YOUR OBJECTIVE: Reproduce the whole listing, character for character.

[start ENTRIES]

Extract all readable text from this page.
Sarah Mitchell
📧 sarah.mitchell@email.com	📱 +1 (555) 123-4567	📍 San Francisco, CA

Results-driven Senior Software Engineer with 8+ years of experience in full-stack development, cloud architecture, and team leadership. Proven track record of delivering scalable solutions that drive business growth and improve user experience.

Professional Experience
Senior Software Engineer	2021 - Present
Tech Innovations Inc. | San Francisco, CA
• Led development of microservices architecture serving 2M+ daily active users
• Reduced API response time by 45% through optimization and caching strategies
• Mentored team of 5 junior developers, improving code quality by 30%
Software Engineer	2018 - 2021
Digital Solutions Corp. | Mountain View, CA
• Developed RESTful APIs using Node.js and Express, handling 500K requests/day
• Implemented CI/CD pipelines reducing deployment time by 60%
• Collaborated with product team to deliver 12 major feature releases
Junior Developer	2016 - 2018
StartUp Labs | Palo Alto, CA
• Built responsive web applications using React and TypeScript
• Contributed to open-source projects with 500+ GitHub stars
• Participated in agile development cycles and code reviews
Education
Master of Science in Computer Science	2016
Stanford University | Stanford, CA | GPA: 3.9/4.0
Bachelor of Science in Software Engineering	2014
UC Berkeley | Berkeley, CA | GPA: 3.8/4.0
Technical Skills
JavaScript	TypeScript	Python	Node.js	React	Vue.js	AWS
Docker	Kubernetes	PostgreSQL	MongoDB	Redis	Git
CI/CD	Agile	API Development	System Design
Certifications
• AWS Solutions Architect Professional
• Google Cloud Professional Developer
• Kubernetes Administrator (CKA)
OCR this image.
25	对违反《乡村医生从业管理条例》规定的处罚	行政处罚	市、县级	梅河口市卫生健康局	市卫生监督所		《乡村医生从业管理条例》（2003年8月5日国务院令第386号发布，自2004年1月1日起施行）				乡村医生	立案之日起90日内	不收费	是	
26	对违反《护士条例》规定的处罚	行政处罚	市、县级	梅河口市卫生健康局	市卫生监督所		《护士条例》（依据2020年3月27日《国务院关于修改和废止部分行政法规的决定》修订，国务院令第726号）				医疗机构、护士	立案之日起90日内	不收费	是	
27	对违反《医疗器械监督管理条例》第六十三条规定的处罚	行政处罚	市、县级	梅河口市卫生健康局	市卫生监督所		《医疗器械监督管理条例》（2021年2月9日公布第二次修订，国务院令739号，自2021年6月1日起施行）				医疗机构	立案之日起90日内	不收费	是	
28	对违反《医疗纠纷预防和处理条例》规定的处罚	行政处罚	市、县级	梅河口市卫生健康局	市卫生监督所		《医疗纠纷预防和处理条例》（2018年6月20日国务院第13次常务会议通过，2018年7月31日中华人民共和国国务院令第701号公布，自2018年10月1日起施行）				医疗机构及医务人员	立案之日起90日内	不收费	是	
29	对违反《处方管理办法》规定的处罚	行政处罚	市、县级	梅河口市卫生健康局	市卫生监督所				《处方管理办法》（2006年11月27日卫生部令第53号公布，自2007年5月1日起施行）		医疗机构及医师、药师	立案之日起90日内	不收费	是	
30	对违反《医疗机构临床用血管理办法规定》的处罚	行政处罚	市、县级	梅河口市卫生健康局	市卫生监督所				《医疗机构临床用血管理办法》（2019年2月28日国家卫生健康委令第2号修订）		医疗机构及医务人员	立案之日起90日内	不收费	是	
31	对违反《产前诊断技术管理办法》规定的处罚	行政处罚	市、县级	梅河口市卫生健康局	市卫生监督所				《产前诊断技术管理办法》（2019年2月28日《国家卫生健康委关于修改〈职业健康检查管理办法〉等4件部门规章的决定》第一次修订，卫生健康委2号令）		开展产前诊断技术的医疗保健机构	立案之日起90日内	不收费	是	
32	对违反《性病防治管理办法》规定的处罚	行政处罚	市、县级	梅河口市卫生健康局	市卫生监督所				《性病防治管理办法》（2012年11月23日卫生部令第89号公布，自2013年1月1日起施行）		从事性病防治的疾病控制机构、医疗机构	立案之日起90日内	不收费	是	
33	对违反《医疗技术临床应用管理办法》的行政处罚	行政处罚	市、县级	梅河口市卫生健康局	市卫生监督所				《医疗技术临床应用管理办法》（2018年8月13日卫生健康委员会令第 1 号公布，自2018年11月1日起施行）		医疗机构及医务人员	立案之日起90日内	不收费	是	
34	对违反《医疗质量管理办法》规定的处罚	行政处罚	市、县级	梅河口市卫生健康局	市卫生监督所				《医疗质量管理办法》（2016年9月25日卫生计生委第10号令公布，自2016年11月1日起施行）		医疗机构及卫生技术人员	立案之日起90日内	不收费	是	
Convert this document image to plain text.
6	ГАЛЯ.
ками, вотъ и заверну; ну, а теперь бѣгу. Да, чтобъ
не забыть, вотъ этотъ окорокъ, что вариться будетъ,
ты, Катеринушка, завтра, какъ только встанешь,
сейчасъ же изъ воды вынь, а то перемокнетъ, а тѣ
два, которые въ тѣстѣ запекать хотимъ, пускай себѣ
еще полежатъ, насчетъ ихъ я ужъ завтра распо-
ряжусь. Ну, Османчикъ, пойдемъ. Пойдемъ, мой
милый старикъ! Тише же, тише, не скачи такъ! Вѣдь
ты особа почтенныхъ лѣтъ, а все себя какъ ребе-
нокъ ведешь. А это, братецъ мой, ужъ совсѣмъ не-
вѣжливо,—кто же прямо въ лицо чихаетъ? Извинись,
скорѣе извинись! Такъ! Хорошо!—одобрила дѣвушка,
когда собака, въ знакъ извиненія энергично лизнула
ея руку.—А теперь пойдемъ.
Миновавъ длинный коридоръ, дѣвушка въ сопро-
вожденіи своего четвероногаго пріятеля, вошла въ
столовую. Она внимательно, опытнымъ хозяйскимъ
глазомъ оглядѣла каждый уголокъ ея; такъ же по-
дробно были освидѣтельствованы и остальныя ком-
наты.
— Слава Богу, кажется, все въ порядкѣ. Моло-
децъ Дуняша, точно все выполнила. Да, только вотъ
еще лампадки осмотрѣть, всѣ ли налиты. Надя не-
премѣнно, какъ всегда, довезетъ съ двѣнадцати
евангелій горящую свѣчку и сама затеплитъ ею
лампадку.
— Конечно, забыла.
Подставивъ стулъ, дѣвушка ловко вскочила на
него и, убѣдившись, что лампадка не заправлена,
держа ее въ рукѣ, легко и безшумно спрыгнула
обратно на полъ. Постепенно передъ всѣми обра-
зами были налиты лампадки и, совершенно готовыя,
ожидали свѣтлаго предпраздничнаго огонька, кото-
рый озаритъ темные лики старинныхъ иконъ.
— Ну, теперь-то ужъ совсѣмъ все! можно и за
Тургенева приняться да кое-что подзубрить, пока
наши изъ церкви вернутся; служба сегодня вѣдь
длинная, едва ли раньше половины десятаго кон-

[end ENTRIES]

ANSWER TO THE EXERCISE:
Extract all readable text from this page.
Sarah Mitchell
📧 sarah.mitchell@email.com	📱 +1 (555) 123-4567	📍 San Francisco, CA

Results-driven Senior Software Engineer with 8+ years of experience in full-stack development, cloud architecture, and team leadership. Proven track record of delivering scalable solutions that drive business growth and improve user experience.

Professional Experience
Senior Software Engineer	2021 - Present
Tech Innovations Inc. | San Francisco, CA
• Led development of microservices architecture serving 2M+ daily active users
• Reduced API response time by 45% through optimization and caching strategies
• Mentored team of 5 junior developers, improving code quality by 30%
Software Engineer	2018 - 2021
Digital Solutions Corp. | Mountain View, CA
• Developed RESTful APIs using Node.js and Express, handling 500K requests/day
• Implemented CI/CD pipelines reducing deployment time by 60%
• Collaborated with product team to deliver 12 major feature releases
Junior Developer	2016 - 2018
StartUp Labs | Palo Alto, CA
• Built responsive web applications using React and TypeScript
• Contributed to open-source projects with 500+ GitHub stars
• Participated in agile development cycles and code reviews
Education
Master of Science in Computer Science	2016
Stanford University | Stanford, CA | GPA: 3.9/4.0
Bachelor of Science in Software Engineering	2014
UC Berkeley | Berkeley, CA | GPA: 3.8/4.0
Technical Skills
JavaScript	TypeScript	Python	Node.js	React	Vue.js	AWS
Docker	Kubernetes	PostgreSQL	MongoDB	Redis	Git
CI/CD	Agile	API Development	System Design
Certifications
• AWS Solutions Architect Professional
• Google Cloud Professional Developer
• Kubernetes Administrator (CKA)
OCR this image.
25	对违反《乡村医生从业管理条例》规定的处罚	行政处罚	市、县级	梅河口市卫生健康局	市卫生监督所		《乡村医生从业管理条例》（2003年8月5日国务院令第386号发布，自2004年1月1日起施行）				乡村医生	立案之日起90日内	不收费	是	
26	对违反《护士条例》规定的处罚	行政处罚	市、县级	梅河口市卫生健康局	市卫生监督所		《护士条例》（依据2020年3月27日《国务院关于修改和废止部分行政法规的决定》修订，国务院令第726号）				医疗机构、护士	立案之日起90日内	不收费	是	
27	对违反《医疗器械监督管理条例》第六十三条规定的处罚	行政处罚	市、县级	梅河口市卫生健康局	市卫生监督所		《医疗器械监督管理条例》（2021年2月9日公布第二次修订，国务院令739号，自2021年6月1日起施行）				医疗机构	立案之日起90日内	不收费	是	
28	对违反《医疗纠纷预防和处理条例》规定的处罚	行政处罚	市、县级	梅河口市卫生健康局	市卫生监督所		《医疗纠纷预防和处理条例》（2018年6月20日国务院第13次常务会议通过，2018年7月31日中华人民共和国国务院令第701号公布，自2018年10月1日起施行）				医疗机构及医务人员	立案之日起90日内	不收费	是	
29	对违反《处方管理办法》规定的处罚	行政处罚	市、县级	梅河口市卫生健康局	市卫生监督所				《处方管理办法》（2006年11月27日卫生部令第53号公布，自2007年5月1日起施行）		医疗机构及医师、药师	立案之日起90日内	不收费	是	
30	对违反《医疗机构临床用血管理办法规定》的处罚	行政处罚	市、县级	梅河口市卫生健康局	市卫生监督所				《医疗机构临床用血管理办法》（2019年2月28日国家卫生健康委令第2号修订）		医疗机构及医务人员	立案之日起90日内	不收费	是	
31	对违反《产前诊断技术管理办法》规定的处罚	行政处罚	市、县级	梅河口市卫生健康局	市卫生监督所				《产前诊断技术管理办法》（2019年2月28日《国家卫生健康委关于修改〈职业健康检查管理办法〉等4件部门规章的决定》第一次修订，卫生健康委2号令）		开展产前诊断技术的医疗保健机构	立案之日起90日内	不收费	是	
32	对违反《性病防治管理办法》规定的处罚	行政处罚	市、县级	梅河口市卫生健康局	市卫生监督所				《性病防治管理办法》（2012年11月23日卫生部令第89号公布，自2013年1月1日起施行）		从事性病防治的疾病控制机构、医疗机构	立案之日起90日内	不收费	是	
33	对违反《医疗技术临床应用管理办法》的行政处罚	行政处罚	市、县级	梅河口市卫生健康局	市卫生监督所				《医疗技术临床应用管理办法》（2018年8月13日卫生健康委员会令第 1 号公布，自2018年11月1日起施行）		医疗机构及医务人员	立案之日起90日内	不收费	是	
34	对违反《医疗质量管理办法》规定的处罚	行政处罚	市、县级	梅河口市卫生健康局	市卫生监督所				《医疗质量管理办法》（2016年9月25日卫生计生委第10号令公布，自2016年11月1日起施行）		医疗机构及卫生技术人员	立案之日起90日内	不收费	是	
Convert this document image to plain text.
6	ГАЛЯ.
ками, вотъ и заверну; ну, а теперь бѣгу. Да, чтобъ
не забыть, вотъ этотъ окорокъ, что вариться будетъ,
ты, Катеринушка, завтра, какъ только встанешь,
сейчасъ же изъ воды вынь, а то перемокнетъ, а тѣ
два, которые въ тѣстѣ запекать хотимъ, пускай себѣ
еще полежатъ, насчетъ ихъ я ужъ завтра распо-
ряжусь. Ну, Османчикъ, пойдемъ. Пойдемъ, мой
милый старикъ! Тише же, тише, не скачи такъ! Вѣдь
ты особа почтенныхъ лѣтъ, а все себя какъ ребе-
нокъ ведешь. А это, братецъ мой, ужъ совсѣмъ не-
вѣжливо,—кто же прямо въ лицо чихаетъ? Извинись,
скорѣе извинись! Такъ! Хорошо!—одобрила дѣвушка,
когда собака, въ знакъ извиненія энергично лизнула
ея руку.—А теперь пойдемъ.
Миновавъ длинный коридоръ, дѣвушка въ сопро-
вожденіи своего четвероногаго пріятеля, вошла въ
столовую. Она внимательно, опытнымъ хозяйскимъ
глазомъ оглядѣла каждый уголокъ ея; такъ же по-
дробно были освидѣтельствованы и остальныя ком-
наты.
— Слава Богу, кажется, все въ порядкѣ. Моло-
децъ Дуняша, точно все выполнила. Да, только вотъ
еще лампадки осмотрѣть, всѣ ли налиты. Надя не-
премѣнно, какъ всегда, довезетъ съ двѣнадцати
евангелій горящую свѣчку и сама затеплитъ ею
лампадку.
— Конечно, забыла.
Подставивъ стулъ, дѣвушка ловко вскочила на
него и, убѣдившись, что лампадка не заправлена,
держа ее въ рукѣ, легко и безшумно спрыгнула
обратно на полъ. Постепенно передъ всѣми обра-
зами были налиты лампадки и, совершенно готовыя,
ожидали свѣтлаго предпраздничнаго огонька, кото-
рый озаритъ темные лики старинныхъ иконъ.
— Ну, теперь-то ужъ совсѣмъ все! можно и за
Тургенева приняться да кое-что подзубрить, пока
наши изъ церкви вернутся; служба сегодня вѣдь
длинная, едва ли раньше половины десятаго кон-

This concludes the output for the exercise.